[Extracted data entries]
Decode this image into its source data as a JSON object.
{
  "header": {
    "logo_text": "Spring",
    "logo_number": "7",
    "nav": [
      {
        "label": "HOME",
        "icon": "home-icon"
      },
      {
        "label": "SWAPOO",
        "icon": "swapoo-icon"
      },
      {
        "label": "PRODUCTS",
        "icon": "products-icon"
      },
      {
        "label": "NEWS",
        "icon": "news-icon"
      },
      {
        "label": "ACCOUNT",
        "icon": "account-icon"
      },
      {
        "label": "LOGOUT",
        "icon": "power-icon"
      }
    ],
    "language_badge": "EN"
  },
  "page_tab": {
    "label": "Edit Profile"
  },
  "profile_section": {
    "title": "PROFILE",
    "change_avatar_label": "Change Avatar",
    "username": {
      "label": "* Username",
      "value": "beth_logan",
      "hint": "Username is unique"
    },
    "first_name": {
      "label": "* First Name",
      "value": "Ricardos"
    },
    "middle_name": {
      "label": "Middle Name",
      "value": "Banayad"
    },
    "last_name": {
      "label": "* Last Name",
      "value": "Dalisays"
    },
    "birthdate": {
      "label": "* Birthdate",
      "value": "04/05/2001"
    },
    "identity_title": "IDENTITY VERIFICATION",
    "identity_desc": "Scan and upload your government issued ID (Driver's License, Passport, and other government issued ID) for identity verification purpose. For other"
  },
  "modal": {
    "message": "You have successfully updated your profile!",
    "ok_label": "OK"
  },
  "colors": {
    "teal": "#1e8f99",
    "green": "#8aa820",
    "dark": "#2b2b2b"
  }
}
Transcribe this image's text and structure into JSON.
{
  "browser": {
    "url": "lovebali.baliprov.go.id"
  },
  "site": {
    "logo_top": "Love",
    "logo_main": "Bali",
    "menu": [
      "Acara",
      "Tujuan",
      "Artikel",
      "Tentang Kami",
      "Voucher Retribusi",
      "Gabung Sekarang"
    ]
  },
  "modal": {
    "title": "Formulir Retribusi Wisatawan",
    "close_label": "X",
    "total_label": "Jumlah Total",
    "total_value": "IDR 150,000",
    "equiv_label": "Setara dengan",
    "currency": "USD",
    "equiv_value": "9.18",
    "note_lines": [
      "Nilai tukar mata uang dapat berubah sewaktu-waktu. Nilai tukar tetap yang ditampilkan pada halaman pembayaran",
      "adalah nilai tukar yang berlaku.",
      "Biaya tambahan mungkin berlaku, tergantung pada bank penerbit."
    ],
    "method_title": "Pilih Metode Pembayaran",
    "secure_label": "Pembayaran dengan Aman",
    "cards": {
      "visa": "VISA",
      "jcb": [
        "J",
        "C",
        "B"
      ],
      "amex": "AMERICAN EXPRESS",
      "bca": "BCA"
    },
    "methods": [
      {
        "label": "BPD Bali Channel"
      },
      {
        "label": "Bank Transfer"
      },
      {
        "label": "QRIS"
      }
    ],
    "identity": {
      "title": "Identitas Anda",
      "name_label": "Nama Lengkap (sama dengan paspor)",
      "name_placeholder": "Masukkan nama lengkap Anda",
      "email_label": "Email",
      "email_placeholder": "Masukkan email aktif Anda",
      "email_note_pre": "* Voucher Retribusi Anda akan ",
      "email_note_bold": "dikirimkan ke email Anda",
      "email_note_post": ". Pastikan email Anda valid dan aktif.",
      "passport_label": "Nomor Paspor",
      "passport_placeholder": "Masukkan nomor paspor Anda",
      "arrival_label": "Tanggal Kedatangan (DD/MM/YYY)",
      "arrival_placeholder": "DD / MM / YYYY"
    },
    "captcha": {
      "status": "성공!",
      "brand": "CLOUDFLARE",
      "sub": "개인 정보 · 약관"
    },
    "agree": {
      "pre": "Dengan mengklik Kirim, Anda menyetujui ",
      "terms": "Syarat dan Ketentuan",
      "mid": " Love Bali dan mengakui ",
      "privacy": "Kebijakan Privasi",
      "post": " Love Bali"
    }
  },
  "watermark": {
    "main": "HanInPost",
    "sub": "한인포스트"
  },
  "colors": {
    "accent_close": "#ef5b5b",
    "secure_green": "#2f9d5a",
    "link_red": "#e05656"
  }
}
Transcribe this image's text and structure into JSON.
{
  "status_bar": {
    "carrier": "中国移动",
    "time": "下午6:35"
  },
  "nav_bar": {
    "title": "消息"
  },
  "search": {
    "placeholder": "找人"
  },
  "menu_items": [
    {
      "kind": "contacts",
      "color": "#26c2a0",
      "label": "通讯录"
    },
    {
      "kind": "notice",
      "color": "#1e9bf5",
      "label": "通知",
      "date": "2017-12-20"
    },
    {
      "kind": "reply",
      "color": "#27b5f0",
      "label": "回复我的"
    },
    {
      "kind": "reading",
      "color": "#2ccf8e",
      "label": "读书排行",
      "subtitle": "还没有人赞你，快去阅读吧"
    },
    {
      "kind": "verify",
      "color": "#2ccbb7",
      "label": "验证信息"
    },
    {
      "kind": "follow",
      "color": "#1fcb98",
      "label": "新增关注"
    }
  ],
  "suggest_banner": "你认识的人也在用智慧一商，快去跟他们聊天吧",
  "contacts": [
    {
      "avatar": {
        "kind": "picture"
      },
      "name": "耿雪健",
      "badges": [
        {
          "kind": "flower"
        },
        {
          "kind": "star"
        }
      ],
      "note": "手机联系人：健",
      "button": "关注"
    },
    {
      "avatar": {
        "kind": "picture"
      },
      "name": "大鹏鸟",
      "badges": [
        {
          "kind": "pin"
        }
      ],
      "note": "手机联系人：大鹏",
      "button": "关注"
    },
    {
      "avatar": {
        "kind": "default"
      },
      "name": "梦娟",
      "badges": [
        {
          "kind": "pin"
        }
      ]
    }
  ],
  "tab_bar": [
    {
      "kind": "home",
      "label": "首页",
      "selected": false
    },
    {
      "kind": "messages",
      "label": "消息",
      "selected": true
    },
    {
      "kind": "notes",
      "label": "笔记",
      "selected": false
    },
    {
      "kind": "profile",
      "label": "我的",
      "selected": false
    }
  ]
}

THE TASK »
Print the material once more, exactly.

SOLUTION TO THIS PROBLEM »
Decode this image into its source data as a JSON object.
{
  "header": {
    "logo_text": "Spring",
    "logo_number": "7",
    "nav": [
      {
        "label": "HOME",
        "icon": "home-icon"
      },
      {
        "label": "SWAPOO",
        "icon": "swapoo-icon"
      },
      {
        "label": "PRODUCTS",
        "icon": "products-icon"
      },
      {
        "label": "NEWS",
        "icon": "news-icon"
      },
      {
        "label": "ACCOUNT",
        "icon": "account-icon"
      },
      {
        "label": "LOGOUT",
        "icon": "power-icon"
      }
    ],
    "language_badge": "EN"
  },
  "page_tab": {
    "label": "Edit Profile"
  },
  "profile_section": {
    "title": "PROFILE",
    "change_avatar_label": "Change Avatar",
    "username": {
      "label": "* Username",
      "value": "beth_logan",
      "hint": "Username is unique"
    },
    "first_name": {
      "label": "* First Name",
      "value": "Ricardos"
    },
    "middle_name": {
      "label": "Middle Name",
      "value": "Banayad"
    },
    "last_name": {
      "label": "* Last Name",
      "value": "Dalisays"
    },
    "birthdate": {
      "label": "* Birthdate",
      "value": "04/05/2001"
    },
    "identity_title": "IDENTITY VERIFICATION",
    "identity_desc": "Scan and upload your government issued ID (Driver's License, Passport, and other government issued ID) for identity verification purpose. For other"
  },
  "modal": {
    "message": "You have successfully updated your profile!",
    "ok_label": "OK"
  },
  "colors": {
    "teal": "#1e8f99",
    "green": "#8aa820",
    "dark": "#2b2b2b"
  }
}
Transcribe this image's text and structure into JSON.
{
  "browser": {
    "url": "lovebali.baliprov.go.id"
  },
  "site": {
    "logo_top": "Love",
    "logo_main": "Bali",
    "menu": [
      "Acara",
      "Tujuan",
      "Artikel",
      "Tentang Kami",
      "Voucher Retribusi",
      "Gabung Sekarang"
    ]
  },
  "modal": {
    "title": "Formulir Retribusi Wisatawan",
    "close_label": "X",
    "total_label": "Jumlah Total",
    "total_value": "IDR 150,000",
    "equiv_label": "Setara dengan",
    "currency": "USD",
    "equiv_value": "9.18",
    "note_lines": [
      "Nilai tukar mata uang dapat berubah sewaktu-waktu. Nilai tukar tetap yang ditampilkan pada halaman pembayaran",
      "adalah nilai tukar yang berlaku.",
      "Biaya tambahan mungkin berlaku, tergantung pada bank penerbit."
    ],
    "method_title": "Pilih Metode Pembayaran",
    "secure_label": "Pembayaran dengan Aman",
    "cards": {
      "visa": "VISA",
      "jcb": [
        "J",
        "C",
        "B"
      ],
      "amex": "AMERICAN EXPRESS",
      "bca": "BCA"
    },
    "methods": [
      {
        "label": "BPD Bali Channel"
      },
      {
        "label": "Bank Transfer"
      },
      {
        "label": "QRIS"
      }
    ],
    "identity": {
      "title": "Identitas Anda",
      "name_label": "Nama Lengkap (sama dengan paspor)",
      "name_placeholder": "Masukkan nama lengkap Anda",
      "email_label": "Email",
      "email_placeholder": "Masukkan email aktif Anda",
      "email_note_pre": "* Voucher Retribusi Anda akan ",
      "email_note_bold": "dikirimkan ke email Anda",
      "email_note_post": ". Pastikan email Anda valid dan aktif.",
      "passport_label": "Nomor Paspor",
      "passport_placeholder": "Masukkan nomor paspor Anda",
      "arrival_label": "Tanggal Kedatangan (DD/MM/YYY)",
      "arrival_placeholder": "DD / MM / YYYY"
    },
    "captcha": {
      "status": "성공!",
      "brand": "CLOUDFLARE",
      "sub": "개인 정보 · 약관"
    },
    "agree": {
      "pre": "Dengan mengklik Kirim, Anda menyetujui ",
      "terms": "Syarat dan Ketentuan",
      "mid": " Love Bali dan mengakui ",
      "privacy": "Kebijakan Privasi",
      "post": " Love Bali"
    }
  },
  "watermark": {
    "main": "HanInPost",
    "sub": "한인포스트"
  },
  "colors": {
    "accent_close": "#ef5b5b",
    "secure_green": "#2f9d5a",
    "link_red": "#e05656"
  }
}
Transcribe this image's text and structure into JSON.
{
  "status_bar": {
    "carrier": "中国移动",
    "time": "下午6:35"
  },
  "nav_bar": {
    "title": "消息"
  },
  "search": {
    "placeholder": "找人"
  },
  "menu_items": [
    {
      "kind": "contacts",
      "color": "#26c2a0",
      "label": "通讯录"
    },
    {
      "kind": "notice",
      "color": "#1e9bf5",
      "label": "通知",
      "date": "2017-12-20"
    },
    {
      "kind": "reply",
      "color": "#27b5f0",
      "label": "回复我的"
    },
    {
      "kind": "reading",
      "color": "#2ccf8e",
      "label": "读书排行",
      "subtitle": "还没有人赞你，快去阅读吧"
    },
    {
      "kind": "verify",
      "color": "#2ccbb7",
      "label": "验证信息"
    },
    {
      "kind": "follow",
      "color": "#1fcb98",
      "label": "新增关注"
    }
  ],
  "suggest_banner": "你认识的人也在用智慧一商，快去跟他们聊天吧",
  "contacts": [
    {
      "avatar": {
        "kind": "picture"
      },
      "name": "耿雪健",
      "badges": [
        {
          "kind": "flower"
        },
        {
          "kind": "star"
        }
      ],
      "note": "手机联系人：健",
      "button": "关注"
    },
    {
      "avatar": {
        "kind": "picture"
      },
      "name": "大鹏鸟",
      "badges": [
        {
          "kind": "pin"
        }
      ],
      "note": "手机联系人：大鹏",
      "button": "关注"
    },
    {
      "avatar": {
        "kind": "default"
      },
      "name": "梦娟",
      "badges": [
        {
          "kind": "pin"
        }
      ]
    }
  ],
  "tab_bar": [
    {
      "kind": "home",
      "label": "首页",
      "selected": false
    },
    {
      "kind": "messages",
      "label": "消息",
      "selected": true
    },
    {
      "kind": "notes",
      "label": "笔记",
      "selected": false
    },
    {
      "kind": "profile",
      "label": "我的",
      "selected": false
    }
  ]
}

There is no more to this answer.